Supplied information
───
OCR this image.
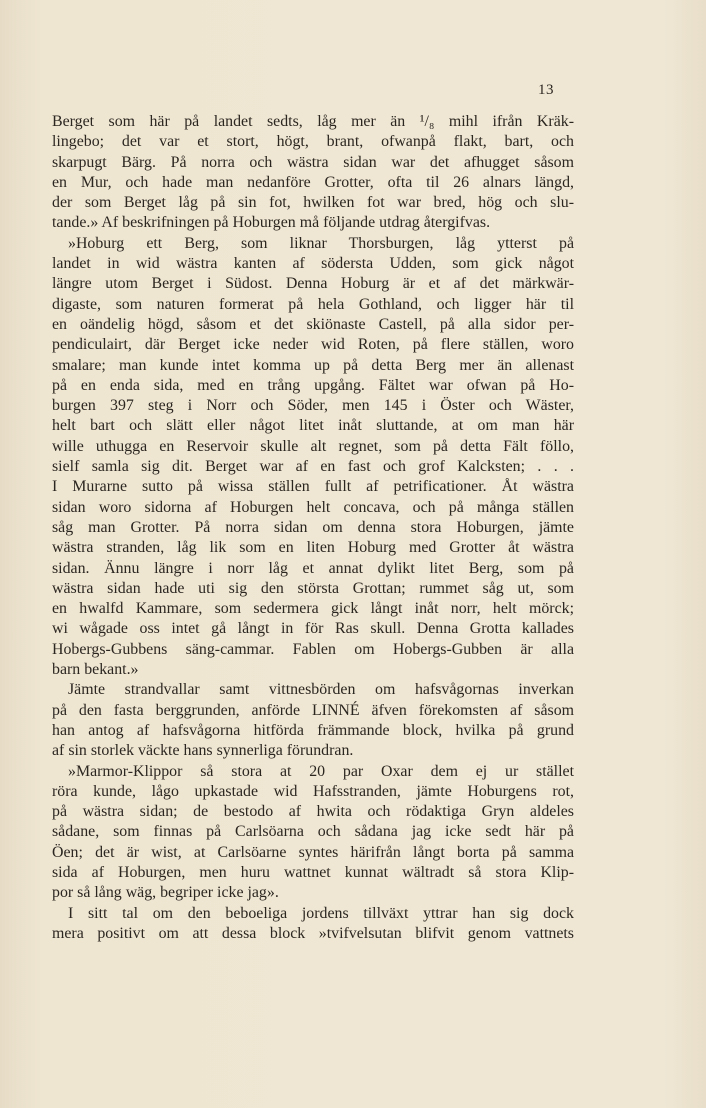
13
Berget som här på landet sedts, låg mer än ¹/₈ mihl ifrån Kräk-
lingebo; det var et stort, högt, brant, ofwanpå flakt, bart, och
skarpugt Bärg. På norra och wästra sidan war det afhugget såsom
en Mur, och hade man nedanföre Grotter, ofta til 26 alnars längd,
der som Berget låg på sin fot, hwilken fot war bred, hög och slu-
tande.» Af beskrifningen på Hoburgen må följande utdrag återgifvas.
»Hoburg ett Berg, som liknar Thorsburgen, låg ytterst på
landet in wid wästra kanten af södersta Udden, som gick något
längre utom Berget i Südost. Denna Hoburg är et af det märkwär-
digaste, som naturen formerat på hela Gothland, och ligger här til
en oändelig högd, såsom et det skiönaste Castell, på alla sidor per-
pendiculairt, där Berget icke neder wid Roten, på flere ställen, woro
smalare; man kunde intet komma up på detta Berg mer än allenast
på en enda sida, med en trång upgång. Fältet war ofwan på Ho-
burgen 397 steg i Norr och Söder, men 145 i Öster och Wäster,
helt bart och slätt eller något litet inåt sluttande, at om man här
wille uthugga en Reservoir skulle alt regnet, som på detta Fält föllo,
sielf samla sig dit. Berget war af en fast och grof Kalcksten; . . .
I Murarne sutto på wissa ställen fullt af petrificationer. Åt wästra
sidan woro sidorna af Hoburgen helt concava, och på många ställen
såg man Grotter. På norra sidan om denna stora Hoburgen, jämte
wästra stranden, låg lik som en liten Hoburg med Grotter åt wästra
sidan. Ännu längre i norr låg et annat dylikt litet Berg, som på
wästra sidan hade uti sig den största Grottan; rummet såg ut, som
en hwalfd Kammare, som sedermera gick långt inåt norr, helt mörck;
wi wågade oss intet gå långt in för Ras skull. Denna Grotta kallades
Hobergs-Gubbens säng-cammar. Fablen om Hobergs-Gubben är alla
barn bekant.»
Jämte strandvallar samt vittnesbörden om hafsvågornas inverkan
på den fasta berggrunden, anförde LINNÉ äfven förekomsten af såsom
han antog af hafsvågorna hitförda främmande block, hvilka på grund
af sin storlek väckte hans synnerliga förundran.
»Marmor-Klippor så stora at 20 par Oxar dem ej ur stället
röra kunde, lågo upkastade wid Hafsstranden, jämte Hoburgens rot,
på wästra sidan; de bestodo af hwita och rödaktiga Gryn aldeles
sådane, som finnas på Carlsöarna och sådana jag icke sedt här på
Öen; det är wist, at Carlsöarne syntes härifrån långt borta på samma
sida af Hoburgen, men huru wattnet kunnat wältradt så stora Klip-
por så lång wäg, begriper icke jag».
I sitt tal om den beboeliga jordens tillväxt yttrar han sig dock
mera positivt om att dessa block »tvifvelsutan blifvit genom vattnets
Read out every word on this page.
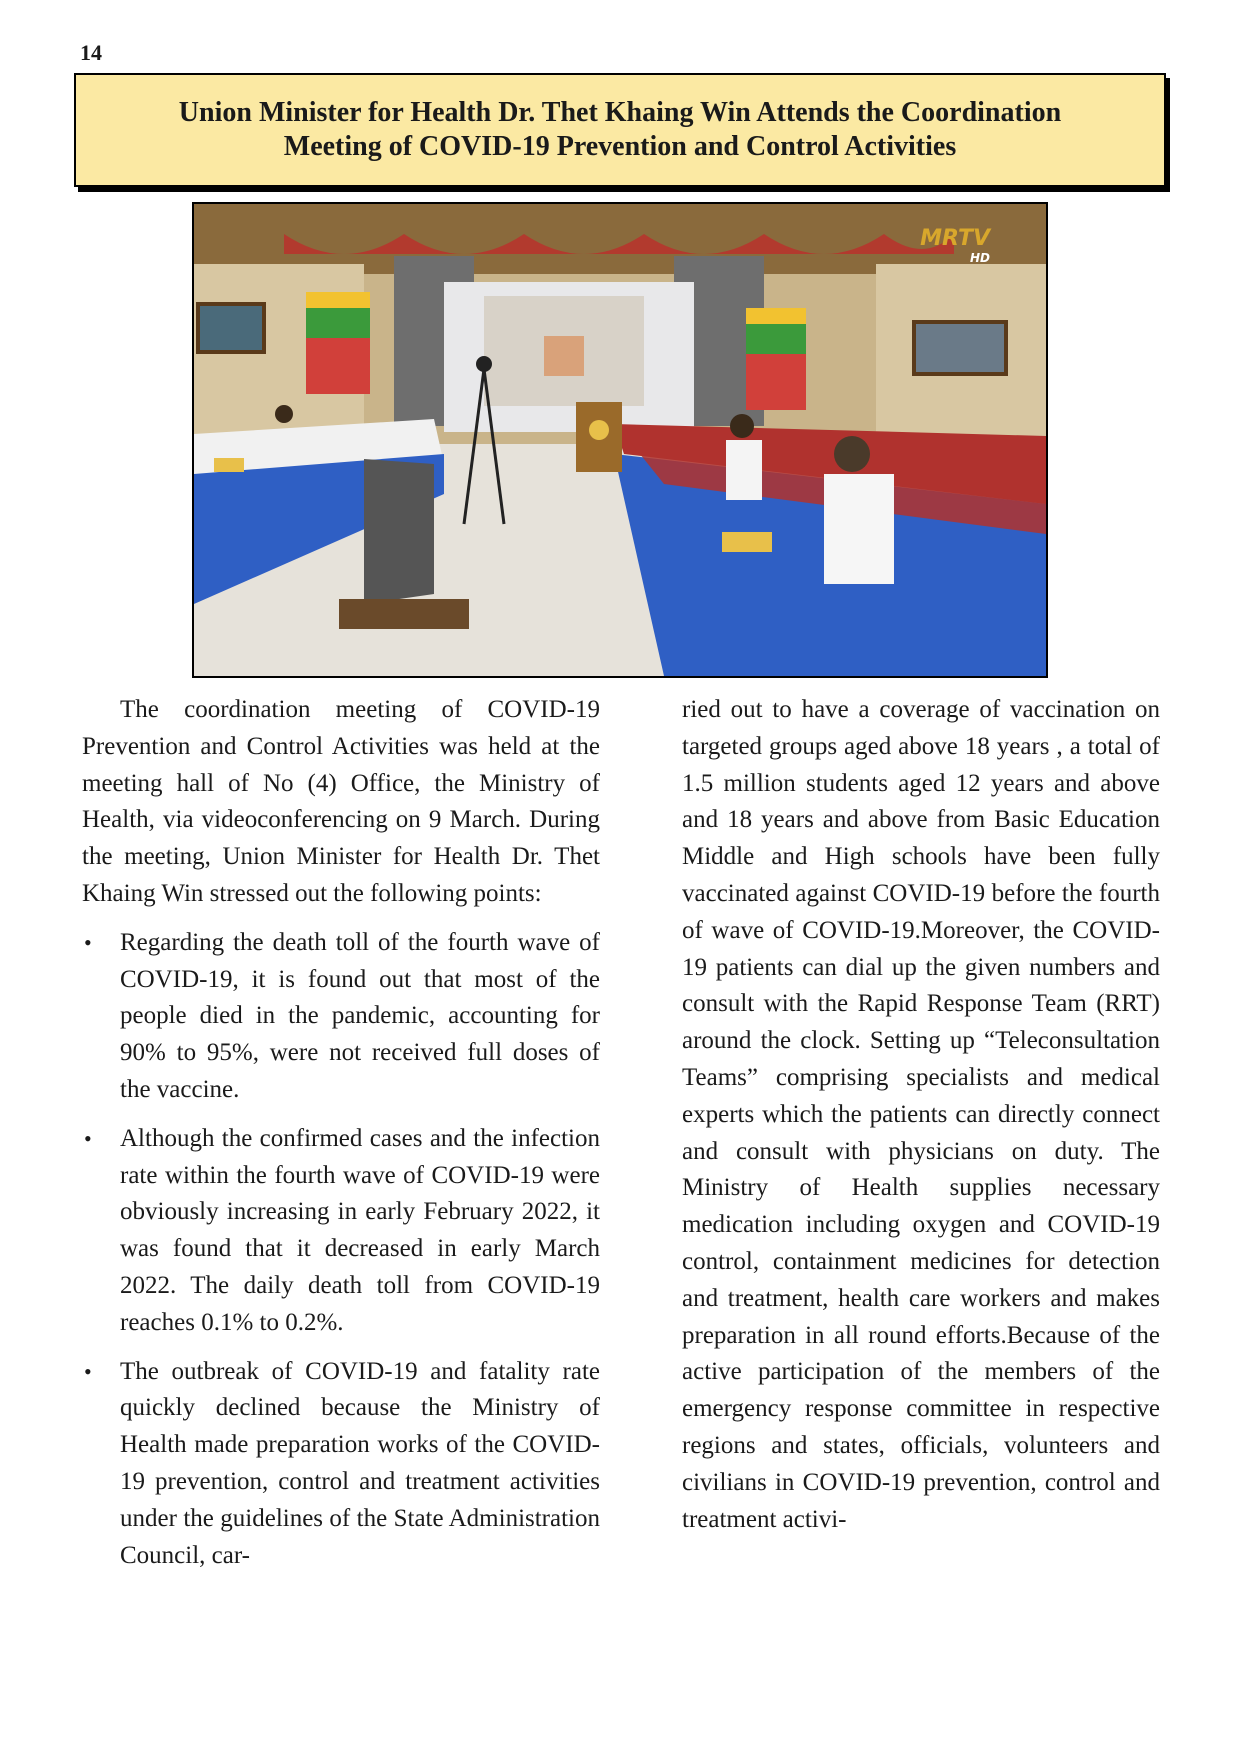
14
Union Minister for Health Dr. Thet Khaing Win Attends the Coordination
Meeting of COVID-19 Prevention and Control Activities
MRTV
HD

The coordination meeting of COVID-19 Prevention and Control Activities was held at the meeting hall of No (4) Office, the Ministry of Health, via videoconferencing on 9 March. During the meeting, Union Minister for Health Dr. Thet Khaing Win stressed out the following points:

• Regarding the death toll of the fourth wave of COVID-19, it is found out that most of the people died in the pandemic, accounting for 90% to 95%, were not received full doses of the vaccine.
• Although the confirmed cases and the infection rate within the fourth wave of COVID-19 were obviously increasing in early February 2022, it was found that it decreased in early March 2022. The daily death toll from COVID-19 reaches 0.1% to 0.2%.
• The outbreak of COVID-19 and fatality rate quickly declined because the Ministry of Health made preparation works of the COVID-19 prevention, control and treatment activities under the guidelines of the State Administration Council, car-

ried out to have a coverage of vaccination on targeted groups aged above 18 years , a total of 1.5 million students aged 12 years and above and 18 years and above from Basic Education Middle and High schools have been fully vaccinated against COVID-19 before the fourth of wave of COVID-19.Moreover, the COVID-19 patients can dial up the given numbers and consult with the Rapid Response Team (RRT) around the clock. Setting up “Teleconsultation Teams” comprising specialists and medical experts which the patients can directly connect and consult with physicians on duty. The Ministry of Health supplies necessary medication including oxygen and COVID-19 control, containment medicines for detection and treatment, health care workers and makes preparation in all round efforts.Because of the active participation of the members of the emergency response committee in respective regions and states, officials, volunteers and civilians in COVID-19 prevention, control and treatment activi-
───
Exercise objective
Please return a copy of each line in the entries that has the string "detta".

Response box
smalare; man kunde intet komma up på detta Berg mer än allenast
wille uthugga en Reservoir skulle alt regnet, som på detta Fält föllo,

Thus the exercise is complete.